* [Problem details]: Separate out the lines that hold "Figure".

[Dataset entries]
===

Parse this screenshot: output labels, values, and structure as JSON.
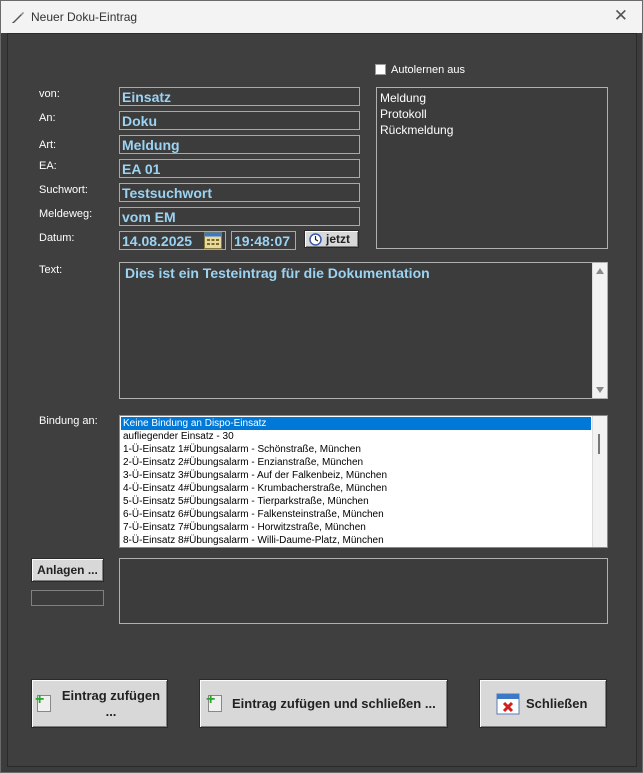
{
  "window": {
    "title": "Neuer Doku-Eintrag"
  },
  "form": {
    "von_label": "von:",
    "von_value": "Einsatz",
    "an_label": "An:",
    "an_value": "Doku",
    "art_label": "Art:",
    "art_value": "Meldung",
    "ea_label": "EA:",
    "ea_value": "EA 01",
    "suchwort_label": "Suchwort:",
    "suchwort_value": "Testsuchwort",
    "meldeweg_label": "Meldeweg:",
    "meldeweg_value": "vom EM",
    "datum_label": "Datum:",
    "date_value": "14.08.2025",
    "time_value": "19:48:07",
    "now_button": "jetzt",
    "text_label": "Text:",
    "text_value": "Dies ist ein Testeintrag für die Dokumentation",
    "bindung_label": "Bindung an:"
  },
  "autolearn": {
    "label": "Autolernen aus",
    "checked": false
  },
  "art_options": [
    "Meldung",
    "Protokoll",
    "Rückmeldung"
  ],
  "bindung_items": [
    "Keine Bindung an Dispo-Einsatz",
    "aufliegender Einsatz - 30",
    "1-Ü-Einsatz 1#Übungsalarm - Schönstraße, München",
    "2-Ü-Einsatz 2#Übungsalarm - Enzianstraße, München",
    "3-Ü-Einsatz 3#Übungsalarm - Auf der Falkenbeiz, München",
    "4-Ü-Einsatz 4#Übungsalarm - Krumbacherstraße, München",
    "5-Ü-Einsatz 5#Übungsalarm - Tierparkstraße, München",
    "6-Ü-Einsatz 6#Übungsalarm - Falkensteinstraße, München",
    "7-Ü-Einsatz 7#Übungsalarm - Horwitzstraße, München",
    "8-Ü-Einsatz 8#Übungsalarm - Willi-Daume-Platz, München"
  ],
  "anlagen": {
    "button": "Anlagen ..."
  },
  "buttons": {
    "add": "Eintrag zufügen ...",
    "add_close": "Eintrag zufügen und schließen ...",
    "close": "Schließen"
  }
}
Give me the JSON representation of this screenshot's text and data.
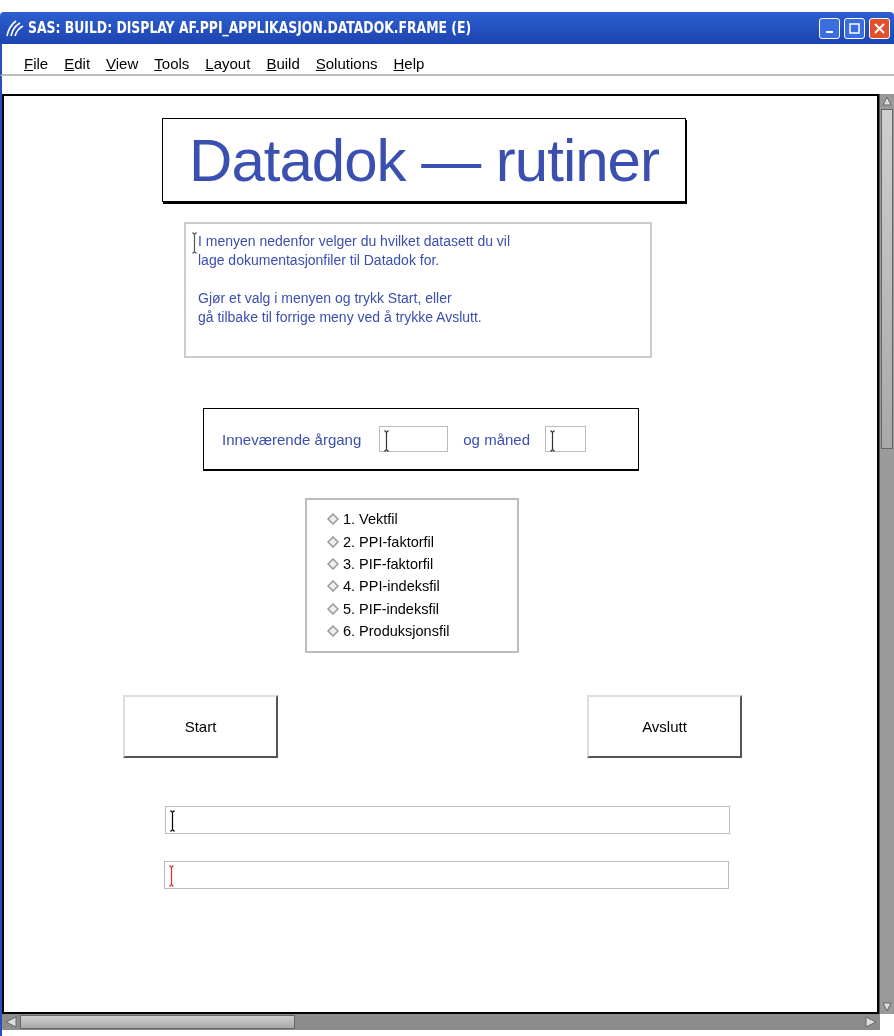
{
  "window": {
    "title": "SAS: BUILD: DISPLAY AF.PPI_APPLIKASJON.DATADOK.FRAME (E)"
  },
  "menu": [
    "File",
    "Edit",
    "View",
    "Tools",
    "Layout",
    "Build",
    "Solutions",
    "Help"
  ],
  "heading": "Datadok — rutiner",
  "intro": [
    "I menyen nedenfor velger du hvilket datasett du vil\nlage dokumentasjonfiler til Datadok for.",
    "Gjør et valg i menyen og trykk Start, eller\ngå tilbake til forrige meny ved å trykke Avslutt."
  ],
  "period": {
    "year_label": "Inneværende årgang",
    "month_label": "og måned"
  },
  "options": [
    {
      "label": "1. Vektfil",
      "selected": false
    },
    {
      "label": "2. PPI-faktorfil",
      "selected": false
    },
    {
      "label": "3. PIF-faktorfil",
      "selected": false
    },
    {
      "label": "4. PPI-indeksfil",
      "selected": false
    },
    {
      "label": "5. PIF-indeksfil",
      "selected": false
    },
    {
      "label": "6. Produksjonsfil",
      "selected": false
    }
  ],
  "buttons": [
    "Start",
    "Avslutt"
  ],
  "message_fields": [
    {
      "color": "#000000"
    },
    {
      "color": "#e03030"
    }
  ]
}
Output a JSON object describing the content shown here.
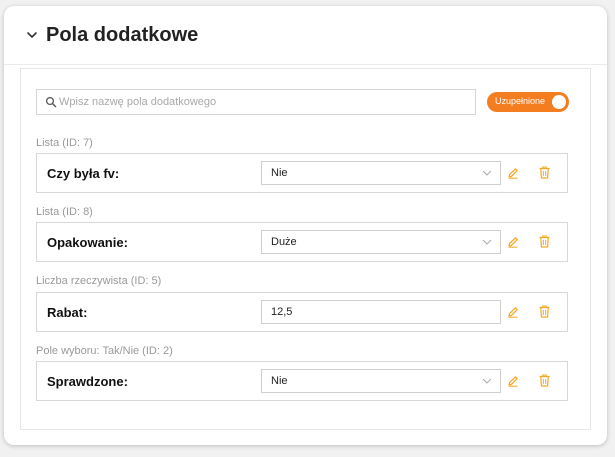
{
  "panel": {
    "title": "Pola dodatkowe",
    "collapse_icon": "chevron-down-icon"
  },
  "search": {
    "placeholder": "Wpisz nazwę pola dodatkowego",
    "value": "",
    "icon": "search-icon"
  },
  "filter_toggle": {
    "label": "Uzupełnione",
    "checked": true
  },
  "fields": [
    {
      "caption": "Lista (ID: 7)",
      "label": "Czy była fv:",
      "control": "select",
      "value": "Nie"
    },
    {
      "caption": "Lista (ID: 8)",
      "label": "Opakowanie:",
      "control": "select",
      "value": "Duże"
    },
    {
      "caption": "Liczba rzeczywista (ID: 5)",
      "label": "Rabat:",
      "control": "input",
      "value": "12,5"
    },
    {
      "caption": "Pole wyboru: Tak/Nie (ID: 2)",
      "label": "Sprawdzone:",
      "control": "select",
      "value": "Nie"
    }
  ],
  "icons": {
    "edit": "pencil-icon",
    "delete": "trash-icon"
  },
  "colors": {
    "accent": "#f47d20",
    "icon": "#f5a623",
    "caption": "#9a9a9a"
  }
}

===

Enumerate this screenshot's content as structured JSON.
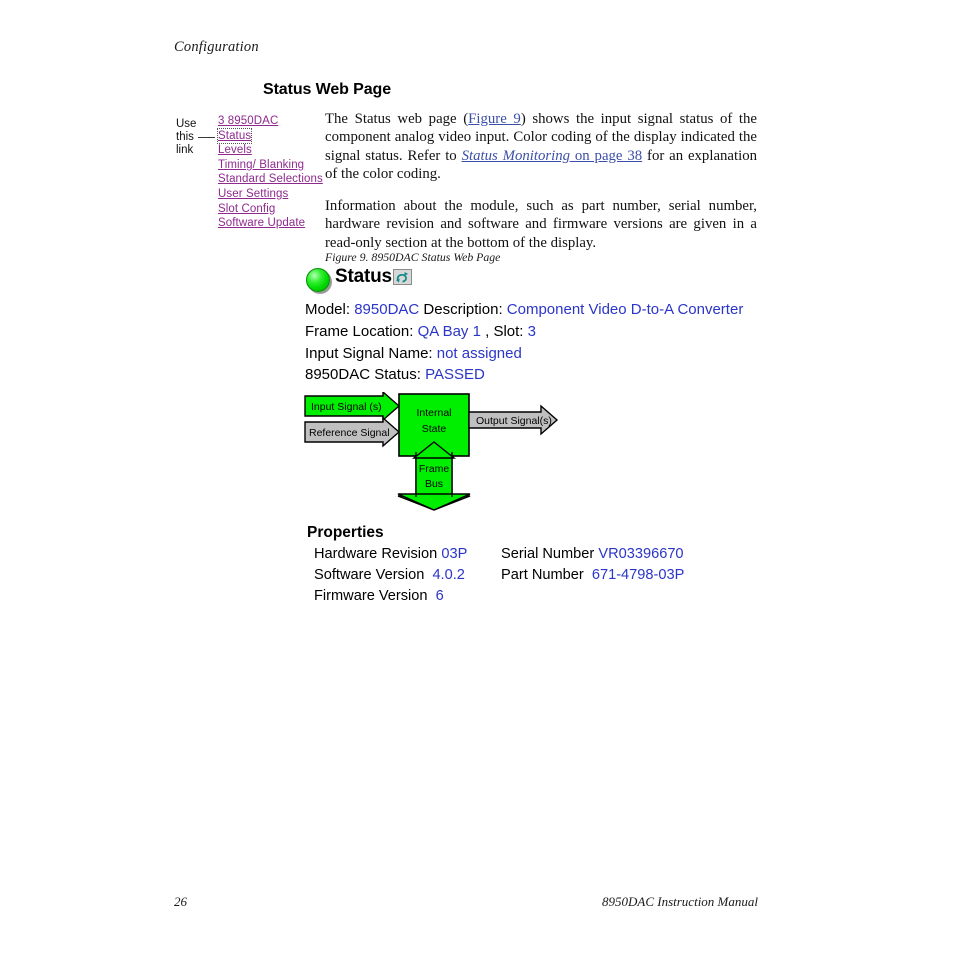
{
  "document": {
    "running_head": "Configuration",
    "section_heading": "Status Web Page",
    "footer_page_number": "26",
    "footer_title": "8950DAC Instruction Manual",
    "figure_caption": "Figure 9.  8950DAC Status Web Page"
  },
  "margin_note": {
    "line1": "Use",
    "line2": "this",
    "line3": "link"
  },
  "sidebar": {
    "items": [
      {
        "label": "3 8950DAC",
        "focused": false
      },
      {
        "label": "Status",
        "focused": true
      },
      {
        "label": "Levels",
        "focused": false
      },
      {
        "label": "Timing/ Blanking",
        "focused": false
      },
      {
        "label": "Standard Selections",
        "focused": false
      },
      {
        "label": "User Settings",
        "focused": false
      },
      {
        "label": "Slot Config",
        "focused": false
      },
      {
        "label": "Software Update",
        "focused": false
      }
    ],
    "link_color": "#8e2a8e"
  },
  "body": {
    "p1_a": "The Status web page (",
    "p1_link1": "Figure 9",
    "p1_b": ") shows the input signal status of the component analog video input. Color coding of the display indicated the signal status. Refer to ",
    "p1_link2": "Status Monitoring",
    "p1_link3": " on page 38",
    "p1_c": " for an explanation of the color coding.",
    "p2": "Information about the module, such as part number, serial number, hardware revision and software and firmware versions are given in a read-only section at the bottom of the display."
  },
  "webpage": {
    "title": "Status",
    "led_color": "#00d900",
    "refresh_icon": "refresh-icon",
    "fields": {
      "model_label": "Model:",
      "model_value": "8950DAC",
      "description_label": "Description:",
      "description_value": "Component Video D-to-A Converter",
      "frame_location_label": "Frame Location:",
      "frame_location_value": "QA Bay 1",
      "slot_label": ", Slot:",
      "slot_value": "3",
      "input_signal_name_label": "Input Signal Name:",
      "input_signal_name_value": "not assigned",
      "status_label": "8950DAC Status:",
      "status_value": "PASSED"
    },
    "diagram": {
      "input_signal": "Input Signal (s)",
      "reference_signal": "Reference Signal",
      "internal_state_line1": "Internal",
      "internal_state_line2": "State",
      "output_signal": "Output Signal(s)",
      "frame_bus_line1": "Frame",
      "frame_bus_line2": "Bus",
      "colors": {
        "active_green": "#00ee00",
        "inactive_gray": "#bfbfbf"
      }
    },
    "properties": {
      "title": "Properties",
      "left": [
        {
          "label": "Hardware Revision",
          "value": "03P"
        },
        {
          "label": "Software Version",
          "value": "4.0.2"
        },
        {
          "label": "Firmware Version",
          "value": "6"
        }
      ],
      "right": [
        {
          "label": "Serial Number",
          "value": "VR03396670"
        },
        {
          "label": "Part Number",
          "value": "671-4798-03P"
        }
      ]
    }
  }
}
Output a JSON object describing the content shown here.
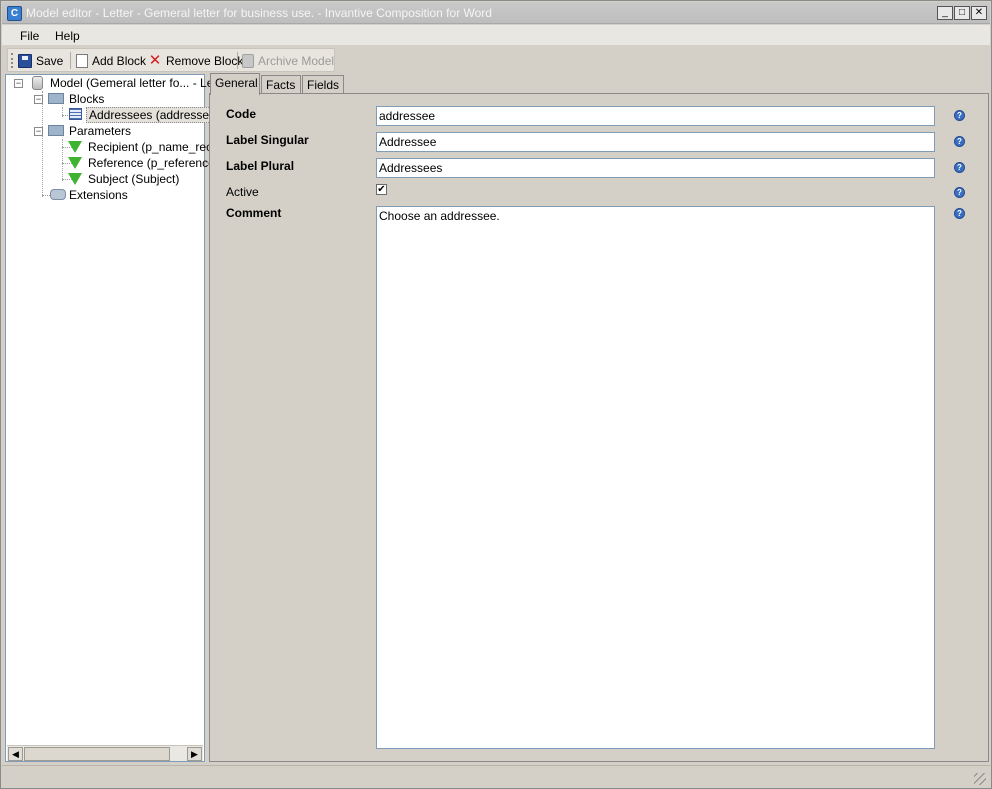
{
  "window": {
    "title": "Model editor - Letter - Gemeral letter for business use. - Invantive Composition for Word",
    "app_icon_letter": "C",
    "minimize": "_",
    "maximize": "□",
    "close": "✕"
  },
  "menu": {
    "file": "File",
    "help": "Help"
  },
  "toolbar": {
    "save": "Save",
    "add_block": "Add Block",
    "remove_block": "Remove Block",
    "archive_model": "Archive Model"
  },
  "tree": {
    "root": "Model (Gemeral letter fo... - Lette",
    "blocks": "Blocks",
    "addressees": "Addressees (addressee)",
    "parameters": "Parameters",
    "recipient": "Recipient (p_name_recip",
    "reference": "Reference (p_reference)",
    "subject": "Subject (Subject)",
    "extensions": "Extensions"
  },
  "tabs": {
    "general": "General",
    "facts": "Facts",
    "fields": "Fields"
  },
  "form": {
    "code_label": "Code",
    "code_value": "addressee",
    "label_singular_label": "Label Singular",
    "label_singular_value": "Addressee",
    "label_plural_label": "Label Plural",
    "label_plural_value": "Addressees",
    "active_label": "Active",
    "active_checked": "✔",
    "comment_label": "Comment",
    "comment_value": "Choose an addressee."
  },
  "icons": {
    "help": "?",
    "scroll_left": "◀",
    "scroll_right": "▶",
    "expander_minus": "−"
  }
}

===

* [Task answer]:
    "figure_caption": "Figure 9.  8950DAC Status Web Page"
    "p1_link1": "Figure 9",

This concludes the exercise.